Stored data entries
^^^^^^^^

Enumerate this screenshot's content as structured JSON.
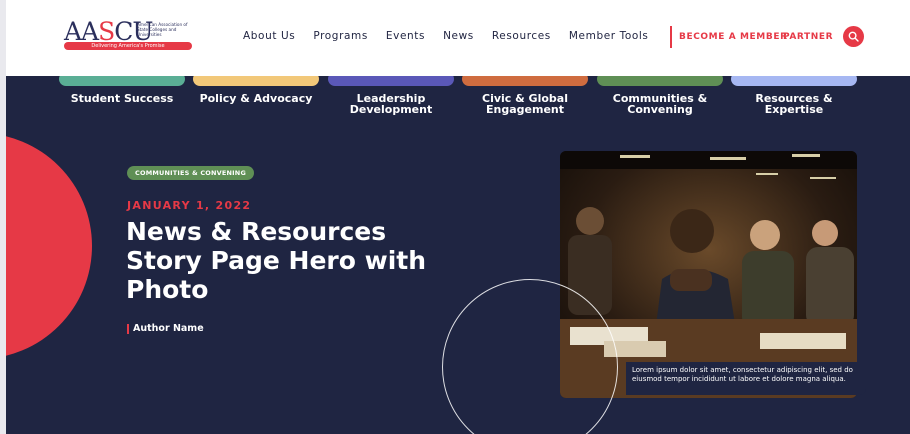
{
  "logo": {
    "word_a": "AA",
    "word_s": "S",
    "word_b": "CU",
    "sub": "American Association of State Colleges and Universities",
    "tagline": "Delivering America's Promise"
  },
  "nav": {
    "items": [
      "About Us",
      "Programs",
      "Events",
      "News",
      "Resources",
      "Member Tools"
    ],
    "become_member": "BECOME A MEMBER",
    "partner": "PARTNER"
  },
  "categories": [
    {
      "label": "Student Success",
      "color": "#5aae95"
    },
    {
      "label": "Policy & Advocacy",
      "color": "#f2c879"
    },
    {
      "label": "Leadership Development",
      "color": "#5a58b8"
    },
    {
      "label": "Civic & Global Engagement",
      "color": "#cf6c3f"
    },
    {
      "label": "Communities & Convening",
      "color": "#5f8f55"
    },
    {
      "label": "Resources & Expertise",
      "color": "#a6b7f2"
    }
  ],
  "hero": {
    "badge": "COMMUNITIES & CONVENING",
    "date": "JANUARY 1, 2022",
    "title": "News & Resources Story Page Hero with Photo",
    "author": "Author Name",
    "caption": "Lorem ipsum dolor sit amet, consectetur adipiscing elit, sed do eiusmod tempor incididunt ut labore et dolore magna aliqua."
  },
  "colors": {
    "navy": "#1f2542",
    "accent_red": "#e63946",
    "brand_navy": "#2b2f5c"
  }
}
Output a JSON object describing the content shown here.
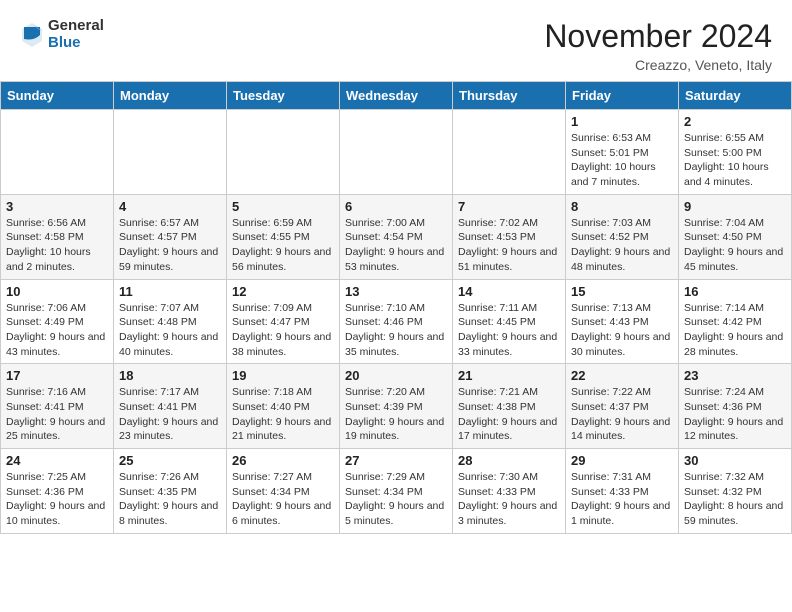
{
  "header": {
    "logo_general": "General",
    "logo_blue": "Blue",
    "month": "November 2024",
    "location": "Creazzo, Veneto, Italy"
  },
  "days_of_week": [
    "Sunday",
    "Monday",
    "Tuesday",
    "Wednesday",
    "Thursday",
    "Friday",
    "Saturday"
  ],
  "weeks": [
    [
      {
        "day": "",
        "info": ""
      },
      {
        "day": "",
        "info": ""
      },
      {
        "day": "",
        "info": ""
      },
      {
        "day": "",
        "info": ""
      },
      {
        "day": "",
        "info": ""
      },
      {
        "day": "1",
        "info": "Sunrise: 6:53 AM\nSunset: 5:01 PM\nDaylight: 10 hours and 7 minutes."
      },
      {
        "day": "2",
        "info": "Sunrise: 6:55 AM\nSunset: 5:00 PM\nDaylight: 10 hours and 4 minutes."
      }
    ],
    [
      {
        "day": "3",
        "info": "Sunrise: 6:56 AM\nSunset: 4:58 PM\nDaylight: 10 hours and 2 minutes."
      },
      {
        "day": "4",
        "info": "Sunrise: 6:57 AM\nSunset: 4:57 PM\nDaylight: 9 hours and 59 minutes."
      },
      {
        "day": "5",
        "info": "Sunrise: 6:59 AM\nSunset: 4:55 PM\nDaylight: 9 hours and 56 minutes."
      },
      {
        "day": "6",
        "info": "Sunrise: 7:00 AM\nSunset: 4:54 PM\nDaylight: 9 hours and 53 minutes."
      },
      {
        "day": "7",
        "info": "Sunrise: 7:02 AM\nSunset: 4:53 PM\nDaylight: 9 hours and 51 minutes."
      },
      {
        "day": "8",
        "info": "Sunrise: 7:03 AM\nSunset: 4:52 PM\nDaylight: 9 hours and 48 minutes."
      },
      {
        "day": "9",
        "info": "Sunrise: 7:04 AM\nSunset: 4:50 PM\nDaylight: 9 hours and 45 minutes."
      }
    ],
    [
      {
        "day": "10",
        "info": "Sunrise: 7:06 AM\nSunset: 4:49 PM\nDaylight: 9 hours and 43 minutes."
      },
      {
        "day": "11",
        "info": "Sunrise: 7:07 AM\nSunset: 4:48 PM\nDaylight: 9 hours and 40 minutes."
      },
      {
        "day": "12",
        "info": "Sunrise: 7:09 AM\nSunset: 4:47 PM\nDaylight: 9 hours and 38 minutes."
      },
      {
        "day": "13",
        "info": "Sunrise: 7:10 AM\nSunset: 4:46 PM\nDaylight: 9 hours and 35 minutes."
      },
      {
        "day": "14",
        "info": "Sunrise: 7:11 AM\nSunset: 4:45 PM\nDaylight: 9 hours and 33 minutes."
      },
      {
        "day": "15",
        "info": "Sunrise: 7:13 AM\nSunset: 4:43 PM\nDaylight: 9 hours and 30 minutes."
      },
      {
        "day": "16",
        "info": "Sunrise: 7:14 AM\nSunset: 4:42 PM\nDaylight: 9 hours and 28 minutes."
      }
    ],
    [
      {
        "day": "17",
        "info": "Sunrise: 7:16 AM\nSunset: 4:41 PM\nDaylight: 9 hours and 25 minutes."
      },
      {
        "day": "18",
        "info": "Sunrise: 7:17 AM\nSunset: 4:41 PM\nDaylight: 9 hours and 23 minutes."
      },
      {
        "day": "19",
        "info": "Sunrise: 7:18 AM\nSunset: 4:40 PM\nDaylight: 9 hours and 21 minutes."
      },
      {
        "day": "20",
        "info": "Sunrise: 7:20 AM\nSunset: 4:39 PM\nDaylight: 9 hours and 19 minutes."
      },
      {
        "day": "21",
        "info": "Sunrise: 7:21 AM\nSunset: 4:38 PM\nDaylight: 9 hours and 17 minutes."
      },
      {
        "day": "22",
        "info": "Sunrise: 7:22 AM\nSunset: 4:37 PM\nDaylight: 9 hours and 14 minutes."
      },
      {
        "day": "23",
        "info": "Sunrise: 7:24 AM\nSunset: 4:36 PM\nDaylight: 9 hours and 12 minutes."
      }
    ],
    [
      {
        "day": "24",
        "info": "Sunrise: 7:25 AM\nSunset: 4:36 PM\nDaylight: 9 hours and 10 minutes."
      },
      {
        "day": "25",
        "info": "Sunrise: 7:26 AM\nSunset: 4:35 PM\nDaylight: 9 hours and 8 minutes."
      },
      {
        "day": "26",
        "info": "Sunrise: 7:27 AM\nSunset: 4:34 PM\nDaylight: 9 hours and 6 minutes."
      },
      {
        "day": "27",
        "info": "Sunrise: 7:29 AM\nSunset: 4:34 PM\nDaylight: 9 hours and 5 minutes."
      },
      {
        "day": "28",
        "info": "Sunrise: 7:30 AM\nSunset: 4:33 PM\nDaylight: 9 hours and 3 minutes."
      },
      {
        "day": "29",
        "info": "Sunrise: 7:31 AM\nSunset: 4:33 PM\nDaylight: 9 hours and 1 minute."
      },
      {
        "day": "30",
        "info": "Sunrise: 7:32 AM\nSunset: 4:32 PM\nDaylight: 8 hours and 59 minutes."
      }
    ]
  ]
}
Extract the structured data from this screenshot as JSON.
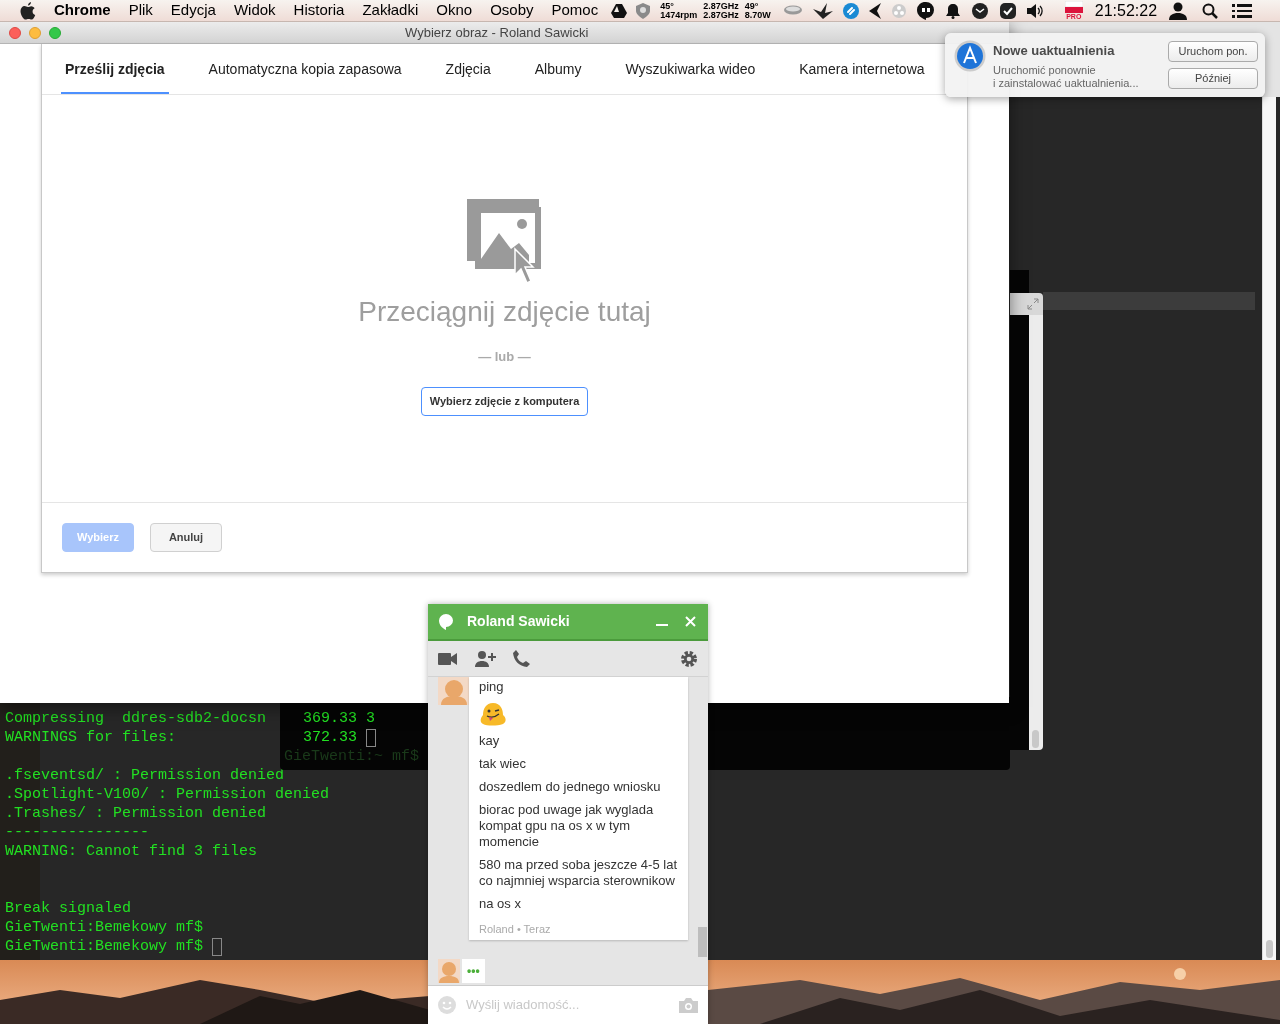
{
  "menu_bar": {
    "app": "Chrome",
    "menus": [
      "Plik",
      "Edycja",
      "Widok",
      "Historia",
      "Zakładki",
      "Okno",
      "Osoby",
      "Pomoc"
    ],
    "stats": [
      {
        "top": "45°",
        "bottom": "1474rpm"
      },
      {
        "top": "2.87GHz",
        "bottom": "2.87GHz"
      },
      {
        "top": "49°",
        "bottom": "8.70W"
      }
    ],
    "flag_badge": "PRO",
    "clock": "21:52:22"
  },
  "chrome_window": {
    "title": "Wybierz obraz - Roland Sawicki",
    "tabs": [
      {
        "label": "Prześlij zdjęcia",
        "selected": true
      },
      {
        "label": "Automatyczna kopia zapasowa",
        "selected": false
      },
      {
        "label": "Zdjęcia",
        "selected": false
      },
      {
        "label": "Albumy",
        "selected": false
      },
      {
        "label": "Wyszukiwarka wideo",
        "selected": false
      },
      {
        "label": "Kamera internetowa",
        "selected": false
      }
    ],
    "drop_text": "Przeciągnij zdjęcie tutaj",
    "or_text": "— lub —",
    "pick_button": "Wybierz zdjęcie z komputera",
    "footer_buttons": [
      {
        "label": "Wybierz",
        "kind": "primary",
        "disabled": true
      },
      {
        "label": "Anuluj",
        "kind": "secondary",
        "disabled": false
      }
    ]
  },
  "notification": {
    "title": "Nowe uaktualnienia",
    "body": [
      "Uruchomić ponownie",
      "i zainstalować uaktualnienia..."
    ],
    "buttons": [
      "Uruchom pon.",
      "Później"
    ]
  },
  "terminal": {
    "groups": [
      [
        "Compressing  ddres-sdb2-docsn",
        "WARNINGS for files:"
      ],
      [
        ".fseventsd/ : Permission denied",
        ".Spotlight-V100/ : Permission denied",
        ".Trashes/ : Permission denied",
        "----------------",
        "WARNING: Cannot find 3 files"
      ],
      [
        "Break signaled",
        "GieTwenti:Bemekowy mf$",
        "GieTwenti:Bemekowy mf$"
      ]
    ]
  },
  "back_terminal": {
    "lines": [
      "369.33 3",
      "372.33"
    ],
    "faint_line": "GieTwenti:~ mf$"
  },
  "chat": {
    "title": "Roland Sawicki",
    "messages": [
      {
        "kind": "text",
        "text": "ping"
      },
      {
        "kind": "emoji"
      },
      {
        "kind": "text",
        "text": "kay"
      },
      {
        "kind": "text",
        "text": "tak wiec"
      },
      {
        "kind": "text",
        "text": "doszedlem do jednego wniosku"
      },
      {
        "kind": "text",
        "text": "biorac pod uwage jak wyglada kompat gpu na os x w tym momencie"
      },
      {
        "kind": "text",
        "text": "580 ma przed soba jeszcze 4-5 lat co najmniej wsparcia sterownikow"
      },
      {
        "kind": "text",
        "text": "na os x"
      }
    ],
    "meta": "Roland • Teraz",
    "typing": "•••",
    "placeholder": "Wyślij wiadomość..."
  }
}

^^^^^^^^

Find the lines containing "screenshot" and list every one of them.

Enumerate this screenshot's content as structured JSON.
Extract the structured data from this screenshot as JSON.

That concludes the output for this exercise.